_INSTRUCTIONS TO FOLLOW_: From the records below, report the number of lines that contain "Bestimmungen", and add nothing.

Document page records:
↓

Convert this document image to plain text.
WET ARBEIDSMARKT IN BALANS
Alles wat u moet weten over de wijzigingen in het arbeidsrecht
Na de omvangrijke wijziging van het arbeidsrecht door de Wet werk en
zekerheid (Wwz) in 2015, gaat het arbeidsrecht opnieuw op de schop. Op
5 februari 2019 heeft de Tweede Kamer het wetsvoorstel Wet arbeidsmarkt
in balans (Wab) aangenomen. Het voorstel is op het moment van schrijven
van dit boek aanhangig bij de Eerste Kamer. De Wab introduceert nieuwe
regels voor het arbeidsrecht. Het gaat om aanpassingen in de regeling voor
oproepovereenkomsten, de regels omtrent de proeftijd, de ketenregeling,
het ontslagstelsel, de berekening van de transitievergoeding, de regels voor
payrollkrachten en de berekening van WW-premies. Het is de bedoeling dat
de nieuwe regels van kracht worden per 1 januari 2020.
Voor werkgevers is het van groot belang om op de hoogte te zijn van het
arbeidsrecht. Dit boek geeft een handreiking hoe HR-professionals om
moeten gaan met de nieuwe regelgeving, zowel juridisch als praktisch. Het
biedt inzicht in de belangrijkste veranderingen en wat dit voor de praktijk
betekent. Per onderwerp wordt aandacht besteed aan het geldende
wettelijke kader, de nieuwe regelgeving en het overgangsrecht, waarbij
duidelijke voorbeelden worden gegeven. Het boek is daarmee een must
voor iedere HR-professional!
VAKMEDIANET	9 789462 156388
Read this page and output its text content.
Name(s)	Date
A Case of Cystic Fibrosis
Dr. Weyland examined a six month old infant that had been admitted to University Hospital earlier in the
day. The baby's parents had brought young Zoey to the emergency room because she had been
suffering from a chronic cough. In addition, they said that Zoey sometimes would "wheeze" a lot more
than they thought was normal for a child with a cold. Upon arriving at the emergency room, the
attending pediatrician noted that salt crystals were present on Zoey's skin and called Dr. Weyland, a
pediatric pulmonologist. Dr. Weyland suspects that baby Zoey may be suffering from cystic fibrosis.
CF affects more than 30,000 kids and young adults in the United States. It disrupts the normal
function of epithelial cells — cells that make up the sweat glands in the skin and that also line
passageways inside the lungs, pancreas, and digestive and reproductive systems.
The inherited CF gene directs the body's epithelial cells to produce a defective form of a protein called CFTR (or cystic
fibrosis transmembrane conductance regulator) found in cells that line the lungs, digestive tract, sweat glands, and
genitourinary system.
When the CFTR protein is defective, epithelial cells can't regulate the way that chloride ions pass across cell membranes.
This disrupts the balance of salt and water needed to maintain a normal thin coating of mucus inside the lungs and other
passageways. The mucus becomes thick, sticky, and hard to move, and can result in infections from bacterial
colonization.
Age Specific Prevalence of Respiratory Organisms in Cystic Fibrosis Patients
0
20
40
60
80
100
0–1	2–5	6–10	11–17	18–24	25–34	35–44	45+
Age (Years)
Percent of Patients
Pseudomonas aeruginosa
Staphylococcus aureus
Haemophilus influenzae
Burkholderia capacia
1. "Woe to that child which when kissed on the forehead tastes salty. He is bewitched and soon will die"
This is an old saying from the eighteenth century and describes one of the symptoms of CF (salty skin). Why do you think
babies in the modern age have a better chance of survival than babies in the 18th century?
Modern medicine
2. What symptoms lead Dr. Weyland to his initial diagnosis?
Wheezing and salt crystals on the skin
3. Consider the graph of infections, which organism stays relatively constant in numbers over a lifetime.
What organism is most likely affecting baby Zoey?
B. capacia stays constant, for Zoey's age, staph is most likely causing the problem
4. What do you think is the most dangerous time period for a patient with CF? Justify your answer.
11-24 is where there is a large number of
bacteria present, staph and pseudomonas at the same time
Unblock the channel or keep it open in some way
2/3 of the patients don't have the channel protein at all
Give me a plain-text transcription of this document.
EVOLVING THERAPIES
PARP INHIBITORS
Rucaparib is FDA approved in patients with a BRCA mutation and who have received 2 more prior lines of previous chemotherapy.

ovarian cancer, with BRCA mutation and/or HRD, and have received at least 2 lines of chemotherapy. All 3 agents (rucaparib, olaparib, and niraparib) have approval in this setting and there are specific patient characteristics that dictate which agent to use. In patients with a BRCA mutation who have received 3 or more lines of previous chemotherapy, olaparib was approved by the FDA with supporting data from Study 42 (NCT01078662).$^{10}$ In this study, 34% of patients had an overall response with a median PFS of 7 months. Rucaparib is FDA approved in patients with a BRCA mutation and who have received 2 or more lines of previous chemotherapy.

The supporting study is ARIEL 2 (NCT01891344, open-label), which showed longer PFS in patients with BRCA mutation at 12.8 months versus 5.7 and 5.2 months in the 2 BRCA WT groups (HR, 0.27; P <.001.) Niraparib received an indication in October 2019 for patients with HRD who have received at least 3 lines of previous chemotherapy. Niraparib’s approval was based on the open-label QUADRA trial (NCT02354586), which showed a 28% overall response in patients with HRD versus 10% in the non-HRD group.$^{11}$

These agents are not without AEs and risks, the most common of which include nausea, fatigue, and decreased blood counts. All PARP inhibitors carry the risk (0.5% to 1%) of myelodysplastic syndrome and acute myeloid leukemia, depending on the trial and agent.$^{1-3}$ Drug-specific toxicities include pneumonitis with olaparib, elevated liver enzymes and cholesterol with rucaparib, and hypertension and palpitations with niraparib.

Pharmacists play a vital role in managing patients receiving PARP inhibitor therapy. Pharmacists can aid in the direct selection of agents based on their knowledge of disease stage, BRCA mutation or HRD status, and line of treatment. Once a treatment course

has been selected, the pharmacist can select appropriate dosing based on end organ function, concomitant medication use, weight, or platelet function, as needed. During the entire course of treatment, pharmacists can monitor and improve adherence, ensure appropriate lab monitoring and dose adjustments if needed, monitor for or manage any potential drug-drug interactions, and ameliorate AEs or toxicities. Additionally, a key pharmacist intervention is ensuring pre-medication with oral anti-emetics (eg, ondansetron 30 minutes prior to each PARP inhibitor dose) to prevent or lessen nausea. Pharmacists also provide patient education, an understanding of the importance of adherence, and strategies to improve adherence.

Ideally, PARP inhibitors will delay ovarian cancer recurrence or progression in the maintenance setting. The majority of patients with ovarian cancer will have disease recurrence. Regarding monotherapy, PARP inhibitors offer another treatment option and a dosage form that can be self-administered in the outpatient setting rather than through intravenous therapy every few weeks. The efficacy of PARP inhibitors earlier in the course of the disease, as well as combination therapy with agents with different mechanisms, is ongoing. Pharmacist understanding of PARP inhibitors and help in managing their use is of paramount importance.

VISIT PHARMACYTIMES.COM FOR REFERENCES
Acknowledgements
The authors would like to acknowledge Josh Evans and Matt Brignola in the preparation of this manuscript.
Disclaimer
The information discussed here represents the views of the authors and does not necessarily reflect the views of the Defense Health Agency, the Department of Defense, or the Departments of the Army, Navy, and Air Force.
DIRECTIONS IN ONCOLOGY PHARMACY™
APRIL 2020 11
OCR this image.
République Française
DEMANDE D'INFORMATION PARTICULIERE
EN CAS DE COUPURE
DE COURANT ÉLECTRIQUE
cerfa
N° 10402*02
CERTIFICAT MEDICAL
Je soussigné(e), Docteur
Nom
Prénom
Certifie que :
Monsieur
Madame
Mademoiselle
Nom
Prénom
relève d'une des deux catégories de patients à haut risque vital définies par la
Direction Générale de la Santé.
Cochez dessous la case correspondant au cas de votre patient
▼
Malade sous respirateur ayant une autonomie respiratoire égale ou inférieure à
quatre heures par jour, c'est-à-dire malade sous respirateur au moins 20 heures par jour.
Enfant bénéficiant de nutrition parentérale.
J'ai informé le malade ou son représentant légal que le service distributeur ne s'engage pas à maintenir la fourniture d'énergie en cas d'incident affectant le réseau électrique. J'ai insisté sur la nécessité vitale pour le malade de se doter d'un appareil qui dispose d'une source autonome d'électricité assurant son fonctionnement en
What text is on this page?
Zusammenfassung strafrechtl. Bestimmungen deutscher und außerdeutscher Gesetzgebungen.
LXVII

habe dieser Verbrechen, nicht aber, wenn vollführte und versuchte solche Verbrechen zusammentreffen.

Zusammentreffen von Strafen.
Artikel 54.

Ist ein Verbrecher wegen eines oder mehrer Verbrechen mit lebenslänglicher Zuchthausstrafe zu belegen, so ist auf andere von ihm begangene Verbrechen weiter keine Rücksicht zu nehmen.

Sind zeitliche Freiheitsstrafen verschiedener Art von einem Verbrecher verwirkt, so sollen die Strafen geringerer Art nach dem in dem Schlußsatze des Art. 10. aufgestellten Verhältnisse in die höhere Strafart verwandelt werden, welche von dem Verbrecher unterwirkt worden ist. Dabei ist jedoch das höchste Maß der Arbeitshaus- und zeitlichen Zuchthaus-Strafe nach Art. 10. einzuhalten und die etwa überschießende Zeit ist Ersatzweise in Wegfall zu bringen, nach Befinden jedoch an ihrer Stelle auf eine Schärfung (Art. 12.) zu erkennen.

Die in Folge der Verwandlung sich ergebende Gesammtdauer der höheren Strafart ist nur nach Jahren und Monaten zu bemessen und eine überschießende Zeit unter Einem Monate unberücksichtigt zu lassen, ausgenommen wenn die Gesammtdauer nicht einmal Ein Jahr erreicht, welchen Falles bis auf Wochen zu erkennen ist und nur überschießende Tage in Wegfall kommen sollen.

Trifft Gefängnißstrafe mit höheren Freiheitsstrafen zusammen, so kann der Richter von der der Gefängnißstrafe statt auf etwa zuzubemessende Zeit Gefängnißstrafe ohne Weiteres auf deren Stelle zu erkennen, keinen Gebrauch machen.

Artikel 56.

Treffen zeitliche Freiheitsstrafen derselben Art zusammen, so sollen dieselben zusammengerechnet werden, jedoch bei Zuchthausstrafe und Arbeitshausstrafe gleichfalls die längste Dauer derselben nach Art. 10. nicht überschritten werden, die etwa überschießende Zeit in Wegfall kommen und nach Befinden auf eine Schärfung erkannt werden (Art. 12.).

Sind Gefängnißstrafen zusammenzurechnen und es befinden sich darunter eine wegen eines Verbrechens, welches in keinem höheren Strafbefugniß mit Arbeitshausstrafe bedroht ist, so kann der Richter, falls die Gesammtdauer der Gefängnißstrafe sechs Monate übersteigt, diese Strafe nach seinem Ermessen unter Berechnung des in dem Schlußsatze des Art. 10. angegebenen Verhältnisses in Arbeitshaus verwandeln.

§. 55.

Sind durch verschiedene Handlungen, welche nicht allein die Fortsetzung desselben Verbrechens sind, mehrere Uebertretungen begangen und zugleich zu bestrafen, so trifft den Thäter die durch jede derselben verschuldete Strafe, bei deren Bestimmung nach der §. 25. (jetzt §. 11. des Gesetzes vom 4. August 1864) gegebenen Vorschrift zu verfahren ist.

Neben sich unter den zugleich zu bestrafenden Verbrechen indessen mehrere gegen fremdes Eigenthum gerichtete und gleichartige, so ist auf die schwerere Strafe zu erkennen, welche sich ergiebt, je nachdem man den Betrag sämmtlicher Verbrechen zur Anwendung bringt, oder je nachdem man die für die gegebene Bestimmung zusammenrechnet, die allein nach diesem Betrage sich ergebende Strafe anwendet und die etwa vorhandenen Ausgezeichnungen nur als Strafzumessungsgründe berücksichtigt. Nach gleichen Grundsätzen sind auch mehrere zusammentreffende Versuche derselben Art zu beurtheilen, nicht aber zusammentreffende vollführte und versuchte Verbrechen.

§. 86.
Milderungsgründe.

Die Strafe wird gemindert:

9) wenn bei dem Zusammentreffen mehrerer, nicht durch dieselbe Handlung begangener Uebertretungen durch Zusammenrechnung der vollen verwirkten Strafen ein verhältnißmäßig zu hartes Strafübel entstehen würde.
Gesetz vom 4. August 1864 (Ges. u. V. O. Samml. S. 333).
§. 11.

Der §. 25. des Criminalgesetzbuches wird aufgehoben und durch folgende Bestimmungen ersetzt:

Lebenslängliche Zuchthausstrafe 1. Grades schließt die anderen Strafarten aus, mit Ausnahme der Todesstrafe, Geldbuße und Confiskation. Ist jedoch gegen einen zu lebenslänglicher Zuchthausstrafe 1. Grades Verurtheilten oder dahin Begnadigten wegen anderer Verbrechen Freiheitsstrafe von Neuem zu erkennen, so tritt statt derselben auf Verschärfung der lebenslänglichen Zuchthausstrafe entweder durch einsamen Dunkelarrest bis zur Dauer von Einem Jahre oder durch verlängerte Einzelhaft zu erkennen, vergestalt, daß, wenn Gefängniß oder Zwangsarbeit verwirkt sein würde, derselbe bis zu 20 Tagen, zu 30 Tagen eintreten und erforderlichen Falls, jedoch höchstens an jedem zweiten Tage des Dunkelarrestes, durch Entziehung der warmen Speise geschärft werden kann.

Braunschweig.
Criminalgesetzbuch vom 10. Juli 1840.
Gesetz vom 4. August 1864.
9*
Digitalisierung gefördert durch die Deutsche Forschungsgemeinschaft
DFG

↑

_SOLUTION TO THIS PROBLEM_: 2